**RECORDED DATA:**
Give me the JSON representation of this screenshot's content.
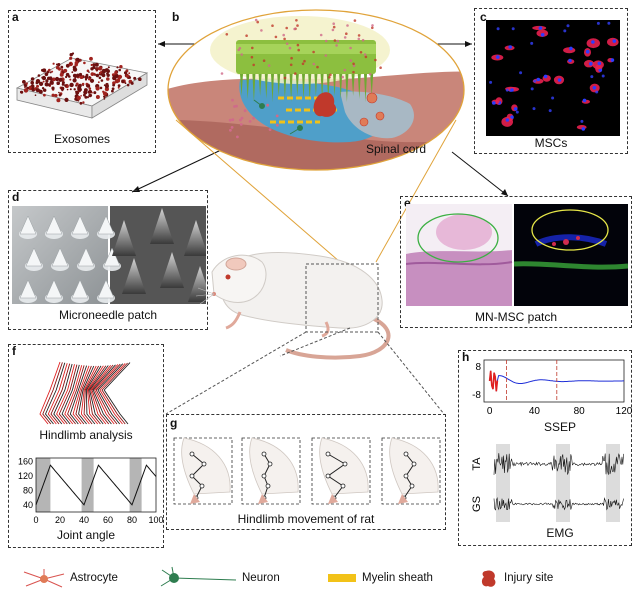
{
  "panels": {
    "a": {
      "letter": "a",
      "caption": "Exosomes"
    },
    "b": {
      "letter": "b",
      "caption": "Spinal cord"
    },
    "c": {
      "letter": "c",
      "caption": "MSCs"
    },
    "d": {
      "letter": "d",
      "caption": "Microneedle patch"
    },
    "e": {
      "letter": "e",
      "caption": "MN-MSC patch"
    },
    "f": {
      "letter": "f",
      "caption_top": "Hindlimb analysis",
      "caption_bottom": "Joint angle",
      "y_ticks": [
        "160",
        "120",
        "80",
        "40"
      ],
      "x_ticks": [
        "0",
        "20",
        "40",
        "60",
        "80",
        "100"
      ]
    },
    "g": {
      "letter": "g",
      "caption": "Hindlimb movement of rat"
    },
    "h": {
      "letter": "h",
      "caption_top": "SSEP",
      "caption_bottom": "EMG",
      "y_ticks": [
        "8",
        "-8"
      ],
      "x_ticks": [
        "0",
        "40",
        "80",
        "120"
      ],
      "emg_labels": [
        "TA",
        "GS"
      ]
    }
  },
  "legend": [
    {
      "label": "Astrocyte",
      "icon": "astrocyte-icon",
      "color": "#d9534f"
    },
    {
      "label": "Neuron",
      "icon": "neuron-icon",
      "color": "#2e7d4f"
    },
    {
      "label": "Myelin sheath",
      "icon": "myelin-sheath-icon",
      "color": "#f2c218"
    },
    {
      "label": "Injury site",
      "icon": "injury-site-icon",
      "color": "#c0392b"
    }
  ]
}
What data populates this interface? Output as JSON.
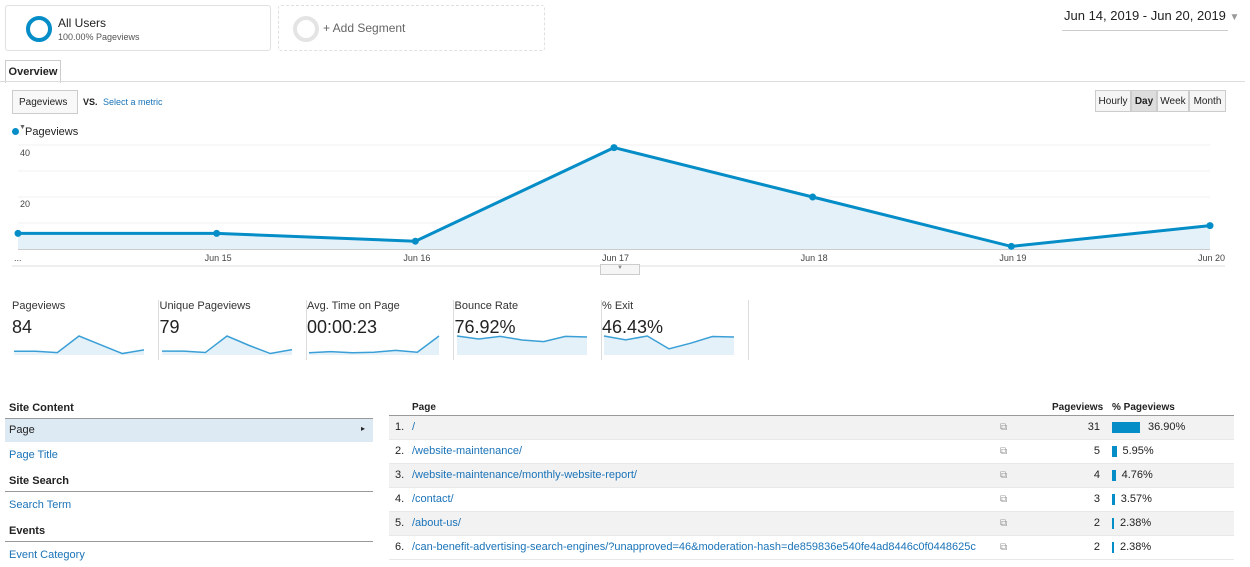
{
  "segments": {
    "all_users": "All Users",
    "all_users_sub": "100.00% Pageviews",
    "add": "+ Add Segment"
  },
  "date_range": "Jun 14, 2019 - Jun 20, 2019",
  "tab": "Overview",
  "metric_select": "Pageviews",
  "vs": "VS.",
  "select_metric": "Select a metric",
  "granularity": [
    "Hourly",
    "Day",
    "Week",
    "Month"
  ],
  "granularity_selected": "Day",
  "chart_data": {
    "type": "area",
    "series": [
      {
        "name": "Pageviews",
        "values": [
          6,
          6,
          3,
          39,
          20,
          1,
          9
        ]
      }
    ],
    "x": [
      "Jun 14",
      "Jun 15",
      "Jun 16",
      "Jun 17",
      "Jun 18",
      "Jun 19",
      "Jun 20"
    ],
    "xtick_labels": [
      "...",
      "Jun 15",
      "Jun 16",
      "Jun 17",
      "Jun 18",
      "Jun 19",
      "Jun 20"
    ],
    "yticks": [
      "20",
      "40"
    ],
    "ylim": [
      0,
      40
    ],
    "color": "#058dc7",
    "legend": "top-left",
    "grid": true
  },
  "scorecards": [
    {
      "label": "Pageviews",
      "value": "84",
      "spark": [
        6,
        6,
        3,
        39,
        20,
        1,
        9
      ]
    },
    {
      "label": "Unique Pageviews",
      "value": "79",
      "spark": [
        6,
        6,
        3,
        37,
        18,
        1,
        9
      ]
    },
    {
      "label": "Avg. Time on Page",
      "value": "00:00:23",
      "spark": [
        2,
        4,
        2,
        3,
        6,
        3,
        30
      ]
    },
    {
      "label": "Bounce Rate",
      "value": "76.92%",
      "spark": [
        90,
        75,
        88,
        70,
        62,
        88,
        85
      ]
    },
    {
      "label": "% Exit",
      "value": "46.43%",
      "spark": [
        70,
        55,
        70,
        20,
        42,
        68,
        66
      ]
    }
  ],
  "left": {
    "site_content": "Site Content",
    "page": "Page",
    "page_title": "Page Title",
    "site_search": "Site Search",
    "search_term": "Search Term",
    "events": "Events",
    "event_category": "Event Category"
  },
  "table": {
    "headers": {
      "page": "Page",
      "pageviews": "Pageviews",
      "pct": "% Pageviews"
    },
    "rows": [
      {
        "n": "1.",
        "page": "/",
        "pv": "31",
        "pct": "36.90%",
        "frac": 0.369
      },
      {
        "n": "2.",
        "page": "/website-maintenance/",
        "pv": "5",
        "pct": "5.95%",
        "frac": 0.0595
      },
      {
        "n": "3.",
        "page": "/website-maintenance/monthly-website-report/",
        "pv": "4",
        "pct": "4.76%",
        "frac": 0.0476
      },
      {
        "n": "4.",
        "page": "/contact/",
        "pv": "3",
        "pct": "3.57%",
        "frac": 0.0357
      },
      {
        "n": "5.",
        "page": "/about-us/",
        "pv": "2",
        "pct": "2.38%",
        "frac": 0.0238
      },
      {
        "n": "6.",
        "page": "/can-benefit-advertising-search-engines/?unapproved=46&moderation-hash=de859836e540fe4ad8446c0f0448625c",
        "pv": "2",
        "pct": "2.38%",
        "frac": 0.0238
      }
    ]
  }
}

**WHAT YOU NEED TO DO:**
Go through the material and select each line with the string "Hindlimb" in it.

**FULL RESPONSE:**
      "caption_top": "Hindlimb analysis",
      "caption": "Hindlimb movement of rat"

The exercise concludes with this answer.